(WHAT NEEDS TO BE DONE)
Every line of the data that contains the string "责任清单" must be copied.
<<<<
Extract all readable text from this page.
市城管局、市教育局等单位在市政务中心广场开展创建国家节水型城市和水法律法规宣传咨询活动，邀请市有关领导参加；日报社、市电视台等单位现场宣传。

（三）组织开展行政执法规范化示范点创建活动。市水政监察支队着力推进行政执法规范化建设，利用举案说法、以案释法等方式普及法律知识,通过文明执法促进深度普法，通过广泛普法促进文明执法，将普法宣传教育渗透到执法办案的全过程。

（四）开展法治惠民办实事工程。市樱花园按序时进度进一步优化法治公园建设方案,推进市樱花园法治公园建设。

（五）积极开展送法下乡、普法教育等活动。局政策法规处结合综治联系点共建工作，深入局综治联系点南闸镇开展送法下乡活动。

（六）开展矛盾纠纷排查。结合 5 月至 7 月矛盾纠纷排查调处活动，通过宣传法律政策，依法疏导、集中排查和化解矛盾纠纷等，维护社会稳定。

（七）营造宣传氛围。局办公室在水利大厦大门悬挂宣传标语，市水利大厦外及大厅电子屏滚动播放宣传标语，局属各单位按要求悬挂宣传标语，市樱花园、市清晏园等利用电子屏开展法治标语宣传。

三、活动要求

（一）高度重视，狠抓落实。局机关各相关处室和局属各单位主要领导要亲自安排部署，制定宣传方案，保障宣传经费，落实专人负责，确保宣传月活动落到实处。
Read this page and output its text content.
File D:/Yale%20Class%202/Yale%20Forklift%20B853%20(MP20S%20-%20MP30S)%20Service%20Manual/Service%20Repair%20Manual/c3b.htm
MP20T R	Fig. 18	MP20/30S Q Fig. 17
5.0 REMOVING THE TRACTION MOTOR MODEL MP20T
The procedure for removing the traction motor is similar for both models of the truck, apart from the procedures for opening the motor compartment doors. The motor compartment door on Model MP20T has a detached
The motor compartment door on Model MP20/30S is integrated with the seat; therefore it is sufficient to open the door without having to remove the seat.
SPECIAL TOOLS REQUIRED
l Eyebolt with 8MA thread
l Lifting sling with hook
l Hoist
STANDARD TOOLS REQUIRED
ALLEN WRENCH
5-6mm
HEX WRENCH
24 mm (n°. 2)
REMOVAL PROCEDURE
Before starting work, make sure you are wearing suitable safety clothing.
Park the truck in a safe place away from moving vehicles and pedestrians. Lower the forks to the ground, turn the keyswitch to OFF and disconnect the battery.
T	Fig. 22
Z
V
>>>>
<<<<
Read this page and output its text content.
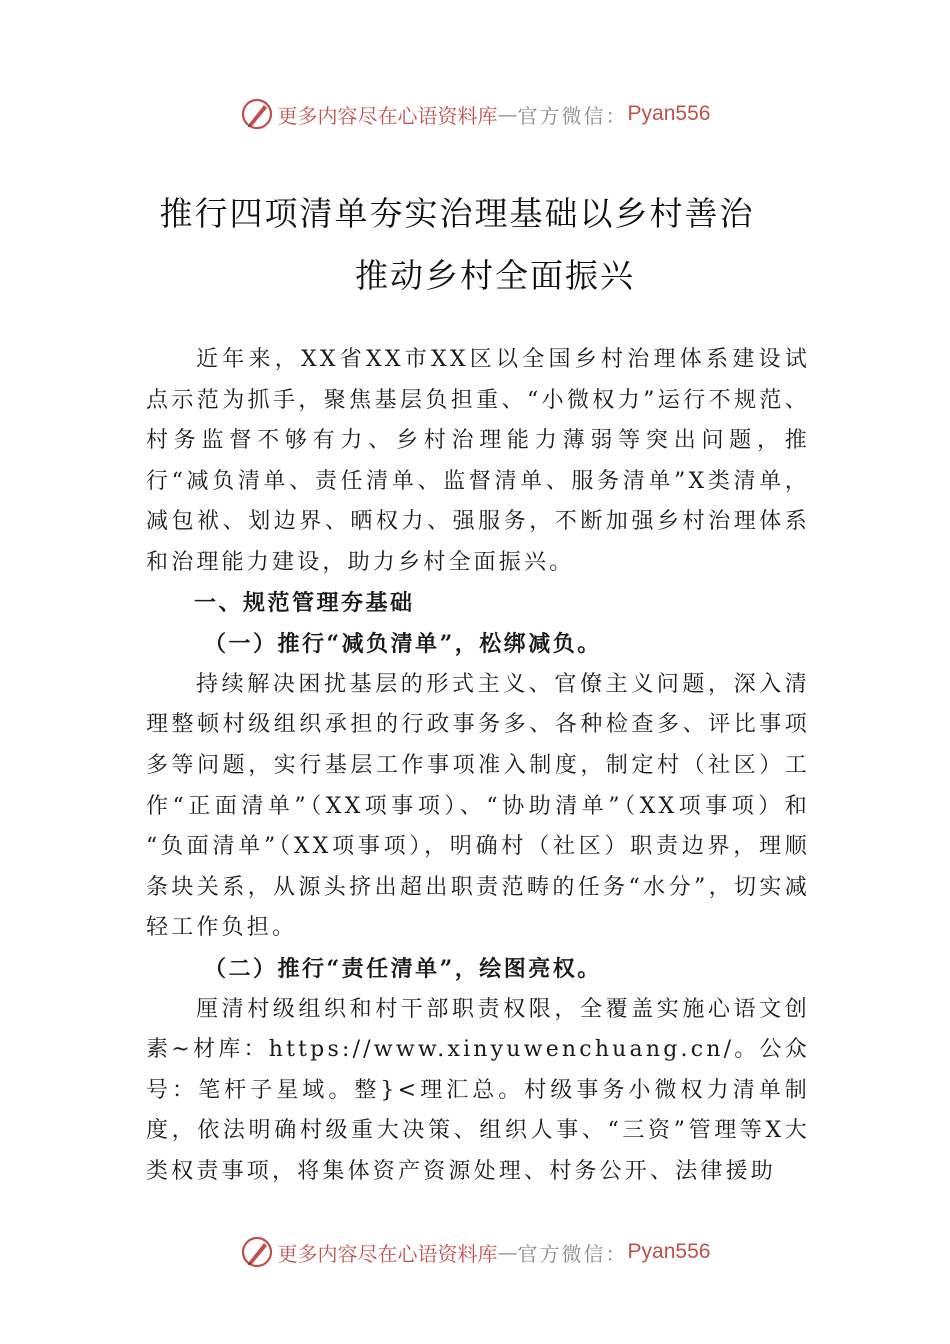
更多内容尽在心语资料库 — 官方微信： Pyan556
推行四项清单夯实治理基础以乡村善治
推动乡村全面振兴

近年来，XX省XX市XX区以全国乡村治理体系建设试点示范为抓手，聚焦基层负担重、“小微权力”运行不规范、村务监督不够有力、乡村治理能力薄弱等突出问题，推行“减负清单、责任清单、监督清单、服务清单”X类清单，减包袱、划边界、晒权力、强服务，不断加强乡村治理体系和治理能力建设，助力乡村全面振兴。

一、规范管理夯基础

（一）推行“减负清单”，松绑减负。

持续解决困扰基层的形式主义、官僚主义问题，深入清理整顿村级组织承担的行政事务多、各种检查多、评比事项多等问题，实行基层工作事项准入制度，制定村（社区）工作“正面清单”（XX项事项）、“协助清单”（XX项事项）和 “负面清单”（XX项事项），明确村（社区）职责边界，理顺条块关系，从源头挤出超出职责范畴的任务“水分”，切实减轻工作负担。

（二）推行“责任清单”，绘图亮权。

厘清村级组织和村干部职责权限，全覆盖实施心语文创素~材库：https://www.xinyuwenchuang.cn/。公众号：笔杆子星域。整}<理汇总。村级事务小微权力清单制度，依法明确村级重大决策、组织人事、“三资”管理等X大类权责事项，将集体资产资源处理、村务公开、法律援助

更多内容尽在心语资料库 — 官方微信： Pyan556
>>>>
(THE RESULT)
近年来，XX省XX市XX区以全国乡村治理体系建设试点示范为抓手，聚焦基层负担重、“小微权力”运行不规范、村务监督不够有力、乡村治理能力薄弱等突出问题，推行“减负清单、责任清单、监督清单、服务清单”X类清单，减包袱、划边界、晒权力、强服务，不断加强乡村治理体系和治理能力建设，助力乡村全面振兴。
（二）推行“责任清单”，绘图亮权。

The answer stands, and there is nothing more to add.